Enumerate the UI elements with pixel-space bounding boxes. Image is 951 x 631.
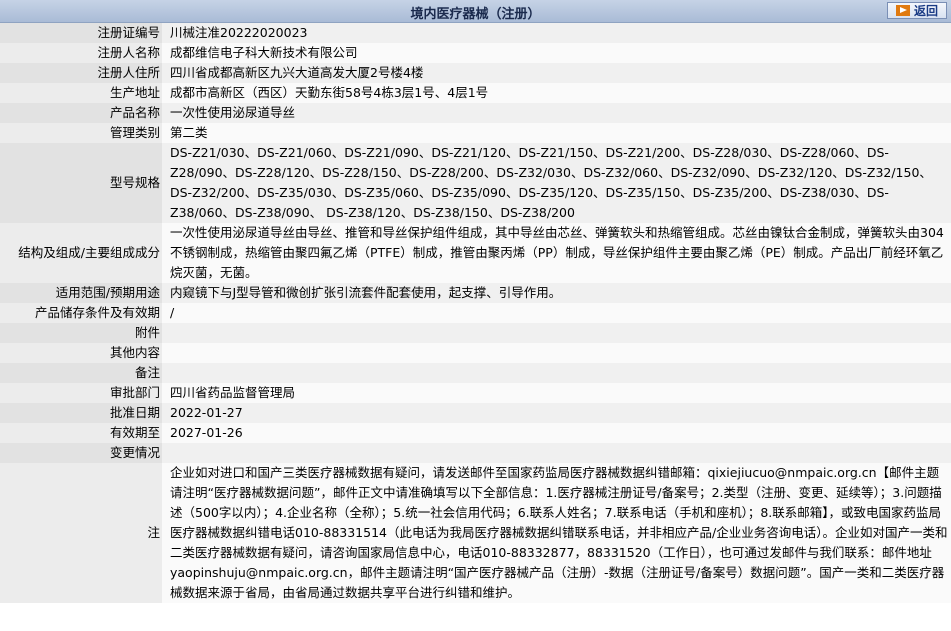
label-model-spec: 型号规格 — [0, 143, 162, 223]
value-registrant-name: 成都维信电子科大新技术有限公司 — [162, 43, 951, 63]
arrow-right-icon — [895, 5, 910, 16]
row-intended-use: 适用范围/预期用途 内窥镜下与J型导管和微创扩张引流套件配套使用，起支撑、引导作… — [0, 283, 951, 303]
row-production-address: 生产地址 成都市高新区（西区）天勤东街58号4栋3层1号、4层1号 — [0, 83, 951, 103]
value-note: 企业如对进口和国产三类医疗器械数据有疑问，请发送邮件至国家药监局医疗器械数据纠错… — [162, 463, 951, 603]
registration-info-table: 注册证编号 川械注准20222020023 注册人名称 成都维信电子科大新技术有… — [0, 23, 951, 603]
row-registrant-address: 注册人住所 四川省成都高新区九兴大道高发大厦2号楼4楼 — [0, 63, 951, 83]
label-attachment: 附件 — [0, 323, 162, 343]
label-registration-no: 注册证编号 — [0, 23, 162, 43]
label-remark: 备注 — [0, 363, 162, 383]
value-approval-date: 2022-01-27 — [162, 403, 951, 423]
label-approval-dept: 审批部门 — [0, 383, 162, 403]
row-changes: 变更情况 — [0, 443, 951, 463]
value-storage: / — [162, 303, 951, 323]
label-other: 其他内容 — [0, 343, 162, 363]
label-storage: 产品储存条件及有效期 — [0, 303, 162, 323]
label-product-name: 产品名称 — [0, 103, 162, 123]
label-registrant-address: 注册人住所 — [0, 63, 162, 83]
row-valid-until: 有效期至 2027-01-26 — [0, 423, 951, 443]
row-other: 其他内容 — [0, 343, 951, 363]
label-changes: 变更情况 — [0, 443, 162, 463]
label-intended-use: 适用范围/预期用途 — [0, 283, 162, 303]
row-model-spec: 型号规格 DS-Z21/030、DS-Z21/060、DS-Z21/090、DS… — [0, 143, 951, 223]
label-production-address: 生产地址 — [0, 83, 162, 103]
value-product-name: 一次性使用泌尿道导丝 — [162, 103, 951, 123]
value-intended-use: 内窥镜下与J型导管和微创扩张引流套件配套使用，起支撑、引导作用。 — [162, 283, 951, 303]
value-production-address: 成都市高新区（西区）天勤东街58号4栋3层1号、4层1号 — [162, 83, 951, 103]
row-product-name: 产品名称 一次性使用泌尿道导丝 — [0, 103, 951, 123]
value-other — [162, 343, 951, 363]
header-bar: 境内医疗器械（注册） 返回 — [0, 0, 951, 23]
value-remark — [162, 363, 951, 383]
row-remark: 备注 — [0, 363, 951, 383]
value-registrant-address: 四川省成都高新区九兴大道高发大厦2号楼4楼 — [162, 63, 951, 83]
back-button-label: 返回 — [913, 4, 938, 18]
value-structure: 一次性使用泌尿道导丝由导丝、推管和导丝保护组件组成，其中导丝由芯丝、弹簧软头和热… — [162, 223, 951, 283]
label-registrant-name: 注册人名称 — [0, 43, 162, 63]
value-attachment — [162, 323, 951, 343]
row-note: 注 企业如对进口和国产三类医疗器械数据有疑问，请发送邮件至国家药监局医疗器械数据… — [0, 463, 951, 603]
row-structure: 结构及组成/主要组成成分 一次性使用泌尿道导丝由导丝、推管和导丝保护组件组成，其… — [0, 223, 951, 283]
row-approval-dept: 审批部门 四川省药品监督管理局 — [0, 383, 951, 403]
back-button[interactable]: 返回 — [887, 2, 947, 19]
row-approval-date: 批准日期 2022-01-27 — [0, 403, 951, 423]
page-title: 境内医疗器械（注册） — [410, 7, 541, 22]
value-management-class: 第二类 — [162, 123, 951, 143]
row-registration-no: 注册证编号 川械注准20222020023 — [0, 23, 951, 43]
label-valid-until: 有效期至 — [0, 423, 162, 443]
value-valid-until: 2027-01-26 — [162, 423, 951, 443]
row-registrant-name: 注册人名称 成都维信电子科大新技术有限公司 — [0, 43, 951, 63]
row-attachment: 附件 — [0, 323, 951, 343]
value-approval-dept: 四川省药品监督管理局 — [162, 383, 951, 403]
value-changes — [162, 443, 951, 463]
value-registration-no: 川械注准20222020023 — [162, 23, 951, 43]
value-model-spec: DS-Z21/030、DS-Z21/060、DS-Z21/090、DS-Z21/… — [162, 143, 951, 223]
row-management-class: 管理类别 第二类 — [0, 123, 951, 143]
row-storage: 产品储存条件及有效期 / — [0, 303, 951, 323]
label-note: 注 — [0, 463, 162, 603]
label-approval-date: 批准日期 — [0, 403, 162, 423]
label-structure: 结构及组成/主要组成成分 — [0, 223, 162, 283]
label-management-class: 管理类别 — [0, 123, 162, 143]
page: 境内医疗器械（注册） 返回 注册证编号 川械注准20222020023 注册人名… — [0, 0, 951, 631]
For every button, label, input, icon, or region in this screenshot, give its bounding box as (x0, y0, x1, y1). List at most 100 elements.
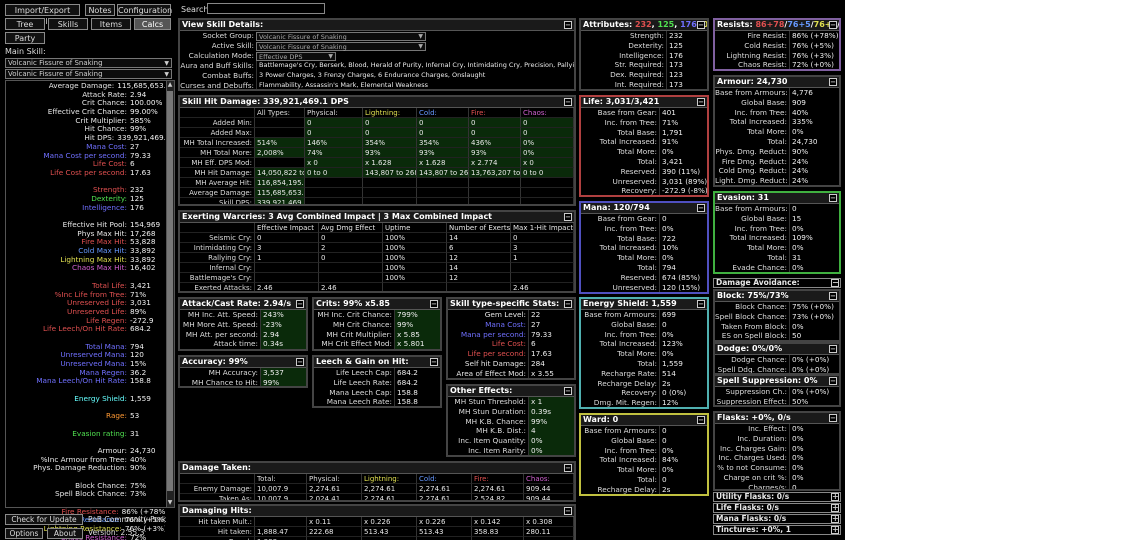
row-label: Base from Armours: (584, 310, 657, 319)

_ _ _

■ Short exercise ■
Rewrite the listing lines from the one containing "label-model-spec: 型号规格 — [0, 143, 162, 223]" through the one containing "row-registrant-address: 注册人住所 四川省成都高新区九兴大道高发大厦2号楼4楼", replacing "arrow-right-icon" with "chevron-right-icon" and leaving everything else as it is. Return only those lines.

■ Task answer ■
label-model-spec: 型号规格 — [0, 143, 162, 223]
value-registrant-name: 成都维信电子科大新技术有限公司 — [162, 43, 951, 63]
chevron-right-icon — [895, 5, 910, 16]
row-intended-use: 适用范围/预期用途 内窥镜下与J型导管和微创扩张引流套件配套使用，起支撑、引导作… — [0, 283, 951, 303]
row-production-address: 生产地址 成都市高新区（西区）天勤东街58号4栋3层1号、4层1号 — [0, 83, 951, 103]
value-note: 企业如对进口和国产三类医疗器械数据有疑问，请发送邮件至国家药监局医疗器械数据纠错… — [162, 463, 951, 603]
registration-info-table: 注册证编号 川械注准20222020023 注册人名称 成都维信电子科大新技术有… — [0, 23, 951, 603]
row-registrant-address: 注册人住所 四川省成都高新区九兴大道高发大厦2号楼4楼 — [0, 63, 951, 83]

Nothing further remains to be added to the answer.